Dataset entries:
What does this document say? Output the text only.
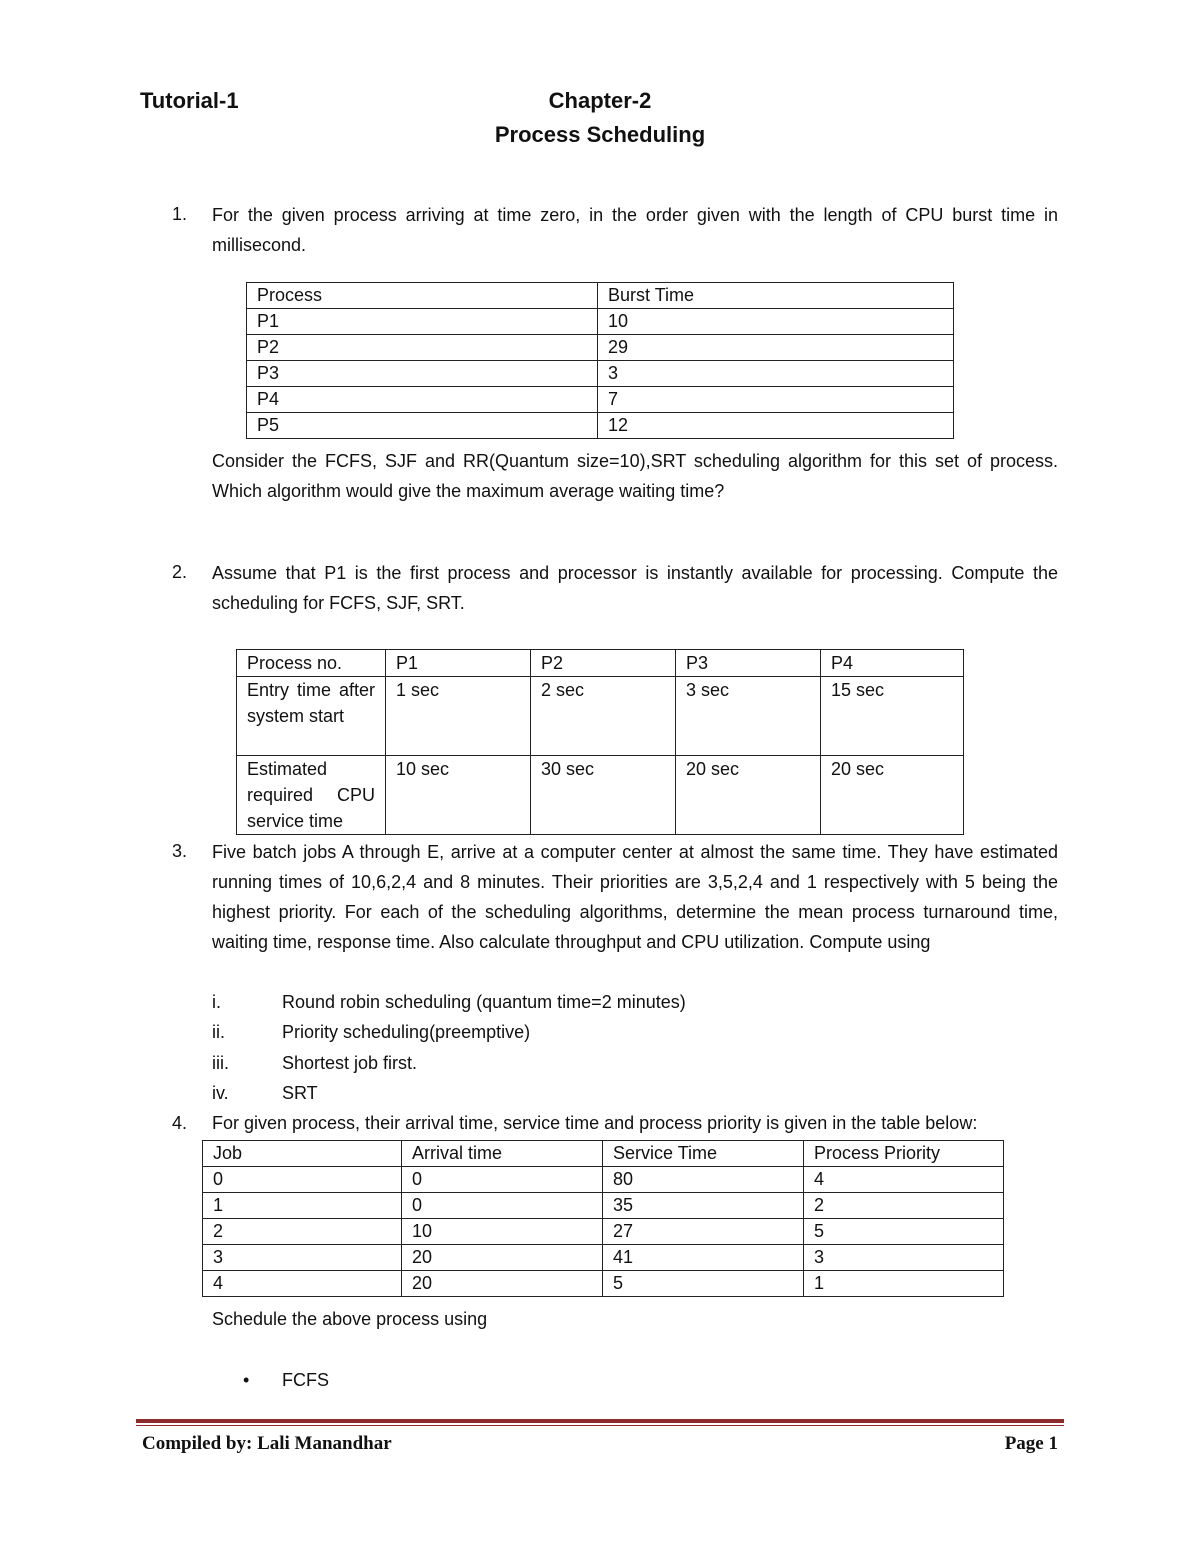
Tutorial-1	Chapter-2
Process Scheduling
1. For the given process arriving at time zero, in the order given with the length of CPU burst time in millisecond.
Process	Burst Time
P1	10
P2	29
P3	3
P4	7
P5	12
Consider the FCFS, SJF and RR(Quantum size=10),SRT scheduling algorithm for this set of process. Which algorithm would give the maximum average waiting time?
2. Assume that P1 is the first process and processor is instantly available for processing. Compute the scheduling for FCFS, SJF, SRT.
Process no.	P1	P2	P3	P4
Entry time after system start	1 sec	2 sec	3 sec	15 sec
Estimated required CPU service time	10 sec	30 sec	20 sec	20 sec
3. Five batch jobs A through E, arrive at a computer center at almost the same time. They have estimated running times of 10,6,2,4 and 8 minutes. Their priorities are 3,5,2,4 and 1 respectively with 5 being the highest priority. For each of the scheduling algorithms, determine the mean process turnaround time, waiting time, response time. Also calculate throughput and CPU utilization. Compute using
i.	Round robin scheduling (quantum time=2 minutes)
ii.	Priority scheduling(preemptive)
iii.	Shortest job first.
iv.	SRT
4. For given process, their arrival time, service time and process priority is given in the table below:
Job	Arrival time	Service Time	Process Priority
0	0	80	4
1	0	35	2
2	10	27	5
3	20	41	3
4	20	5	1
Schedule the above process using
• FCFS
Compiled by: Lali Manandhar	Page 1
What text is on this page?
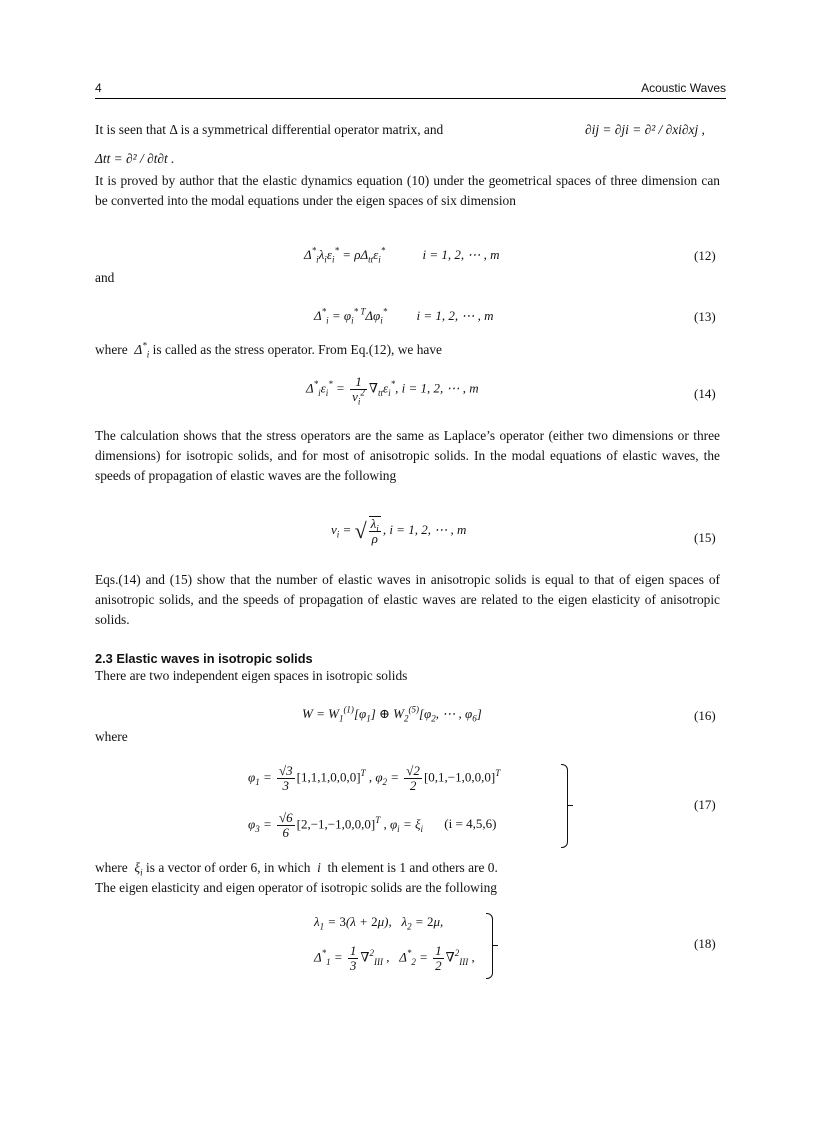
4	Acoustic Waves
It is seen that Δ is a symmetrical differential operator matrix, and	∂ij = ∂ji = ∂² / ∂xi∂xj ,
Δtt = ∂² / ∂t∂t .

It is proved by author that the elastic dynamics equation (10) under the geometrical spaces of three dimension can be converted into the modal equations under the eigen spaces of six dimension

$\Delta^*_i\lambda_i\varepsilon_i^* = \rho\Delta_{tt}\varepsilon_i^*$	i = 1, 2, ⋯ , m	(12)
and
$\Delta^*_i = \varphi_i^{* T}\Delta\varphi_i^*$ i = 1, 2, ⋯ , m	(13)
where  $\Delta^*_i$ is called as the stress operator. From Eq.(12), we have
$\Delta^*_i\varepsilon_i^* = \frac{1}{v_i^2} \nabla_{tt}\varepsilon_i^*$, i = 1, 2, ⋯ , m	(14)

The calculation shows that the stress operators are the same as Laplace’s operator (either two dimensions or three dimensions) for isotropic solids, and for most of anisotropic solids. In the modal equations of elastic waves, the speeds of propagation of elastic waves are the following

$v_i$ = √ $\frac{\lambda_i}{\rho}$ , i = 1, 2, ⋯ , m
(15)

Eqs.(14) and (15) show that the number of elastic waves in anisotropic solids is equal to that of eigen spaces of anisotropic solids, and the speeds of propagation of elastic waves are related to the eigen elasticity of anisotropic solids.

2.3 Elastic waves in isotropic solids
There are two independent eigen spaces in isotropic solids
$W = W_1^{(1)}[\varphi_1]$ ⊕ $W_2^{(5)}[\varphi_2$, ⋯ , $\varphi_6$]	(16)
where
$\varphi_1 = \frac{√3}{3} [1,1,1,0,0,0]^T$ , $\varphi_2 = \frac{√2}{2} [0,1,-1,0,0,0]^T$
$\varphi_3 = \frac{√6}{6} [2,-1,-1,0,0,0]^T$ , $\varphi_i = \xi_i$ (i = 4,5,6)
(17)
where  $\xi_i$ is a vector of order 6, in which  i  th element is 1 and others are 0.
The eigen elasticity and eigen operator of isotropic solids are the following
$\lambda_1 = 3(\lambda + 2\mu)$,   $\lambda_2 = 2\mu$,
$\Delta^*_1 = \frac{1}{3} \nabla^2_{III}$ ,   $\Delta^*_2 = \frac{1}{2} \nabla^2_{III}$ ,
(18)
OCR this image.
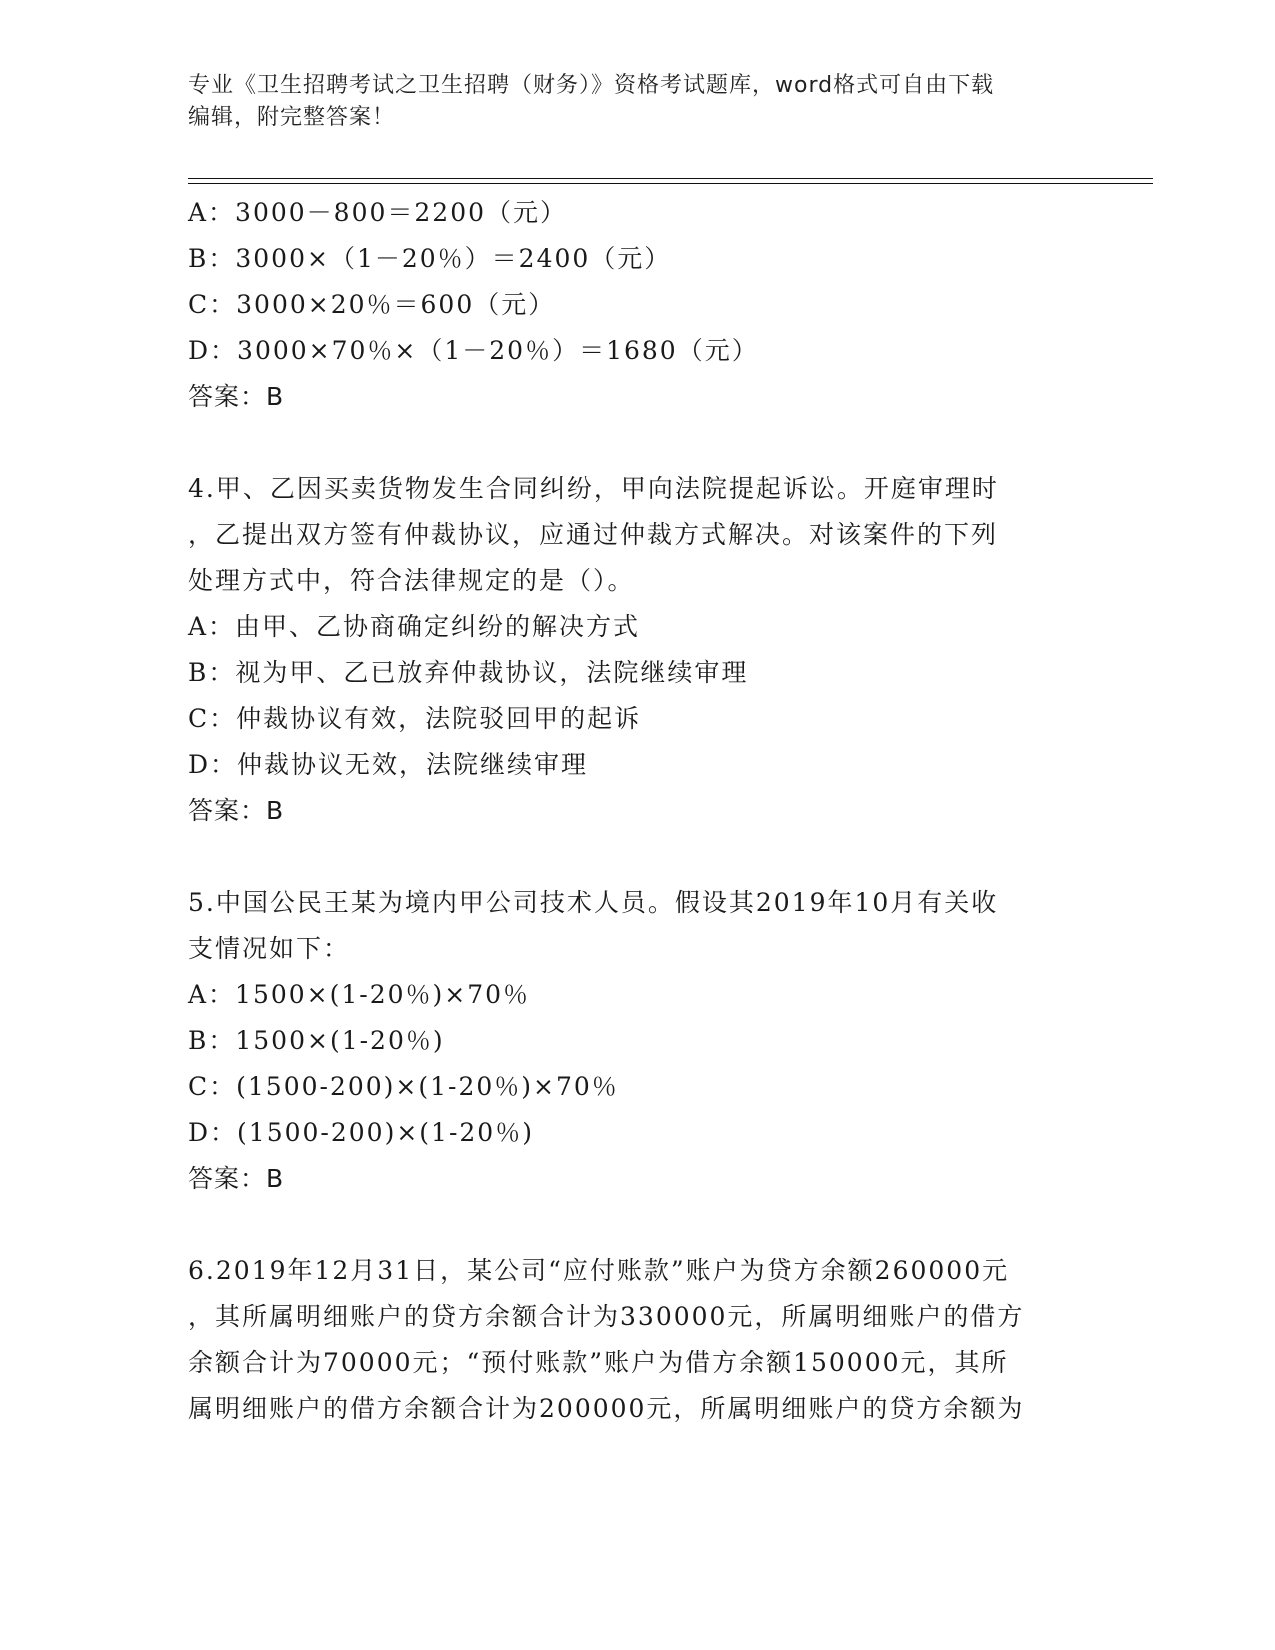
专业《卫生招聘考试之卫生招聘（财务）》资格考试题库，word格式可自由下载
编辑，附完整答案！
A：3000－800＝2200（元）
B：3000×（1－20％）＝2400（元）
C：3000×20％＝600（元）
D：3000×70％×（1－20％）＝1680（元）
答案：B
4.甲、乙因买卖货物发生合同纠纷，甲向法院提起诉讼。开庭审理时
，乙提出双方签有仲裁协议，应通过仲裁方式解决。对该案件的下列
处理方式中，符合法律规定的是（）。
A：由甲、乙协商确定纠纷的解决方式
B：视为甲、乙已放弃仲裁协议，法院继续审理
C：仲裁协议有效，法院驳回甲的起诉
D：仲裁协议无效，法院继续审理
答案：B
5.中国公民王某为境内甲公司技术人员。假设其2019年10月有关收
支情况如下：
A：1500×(1-20％)×70％
B：1500×(1-20％)
C：(1500-200)×(1-20％)×70％
D：(1500-200)×(1-20％)
答案：B
6.2019年12月31日，某公司“应付账款”账户为贷方余额260000元
，其所属明细账户的贷方余额合计为330000元，所属明细账户的借方
余额合计为70000元；“预付账款”账户为借方余额150000元，其所
属明细账户的借方余额合计为200000元，所属明细账户的贷方余额为
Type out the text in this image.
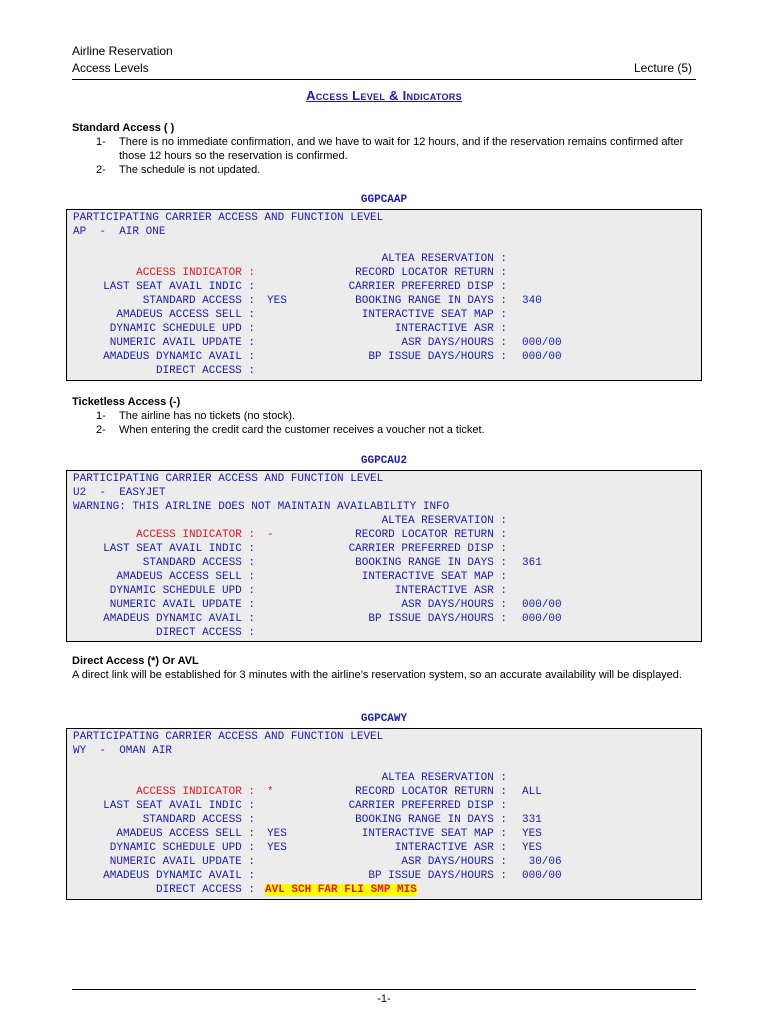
Airline Reservation
Access Levels	Lecture (5)
Access Level & Indicators
Standard Access ( )
1- There is no immediate confirmation, and we have to wait for 12 hours, and if the reservation remains confirmed after those 12 hours so the reservation is confirmed.
2- The schedule is not updated.
GGPCAAP
PARTICIPATING CARRIER ACCESS AND FUNCTION LEVEL
AP  -  AIR ONE
ACCESS INDICATOR :
LAST SEAT AVAIL INDIC :
STANDARD ACCESS :
AMADEUS ACCESS SELL :
DYNAMIC SCHEDULE UPD :
NUMERIC AVAIL UPDATE :
AMADEUS DYNAMIC AVAIL :
DIRECT ACCESS :
YES
ALTEA RESERVATION :
RECORD LOCATOR RETURN :
CARRIER PREFERRED DISP :
BOOKING RANGE IN DAYS :
INTERACTIVE SEAT MAP :
INTERACTIVE ASR :
ASR DAYS/HOURS :
BP ISSUE DAYS/HOURS :
340
000/00
000/00
Ticketless Access (-)
1- The airline has no tickets (no stock).
2- When entering the credit card the customer receives a voucher not a ticket.
GGPCAU2
PARTICIPATING CARRIER ACCESS AND FUNCTION LEVEL
U2  -  EASYJET
WARNING: THIS AIRLINE DOES NOT MAINTAIN AVAILABILITY INFO
ACCESS INDICATOR : -
LAST SEAT AVAIL INDIC :
STANDARD ACCESS :
AMADEUS ACCESS SELL :
DYNAMIC SCHEDULE UPD :
NUMERIC AVAIL UPDATE :
AMADEUS DYNAMIC AVAIL :
DIRECT ACCESS :
ALTEA RESERVATION :
RECORD LOCATOR RETURN :
CARRIER PREFERRED DISP :
BOOKING RANGE IN DAYS :
INTERACTIVE SEAT MAP :
INTERACTIVE ASR :
ASR DAYS/HOURS :
BP ISSUE DAYS/HOURS :
361
000/00
000/00
Direct Access (*) Or AVL
A direct link will be established for 3 minutes with the airline’s reservation system, so an accurate availability will be displayed.
GGPCAWY
PARTICIPATING CARRIER ACCESS AND FUNCTION LEVEL
WY  -  OMAN AIR
ACCESS INDICATOR : *
LAST SEAT AVAIL INDIC :
STANDARD ACCESS :
AMADEUS ACCESS SELL :
DYNAMIC SCHEDULE UPD :
NUMERIC AVAIL UPDATE :
AMADEUS DYNAMIC AVAIL :
DIRECT ACCESS :
YES
YES
AVL SCH FAR FLI SMP MIS
ALTEA RESERVATION :
RECORD LOCATOR RETURN :
CARRIER PREFERRED DISP :
BOOKING RANGE IN DAYS :
INTERACTIVE SEAT MAP :
INTERACTIVE ASR :
ASR DAYS/HOURS :
BP ISSUE DAYS/HOURS :
ALL
331
YES
YES
30/06
000/00
-1-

Goal:
Give only a number: how many lines of the data hold the string "where"?

Solution:
3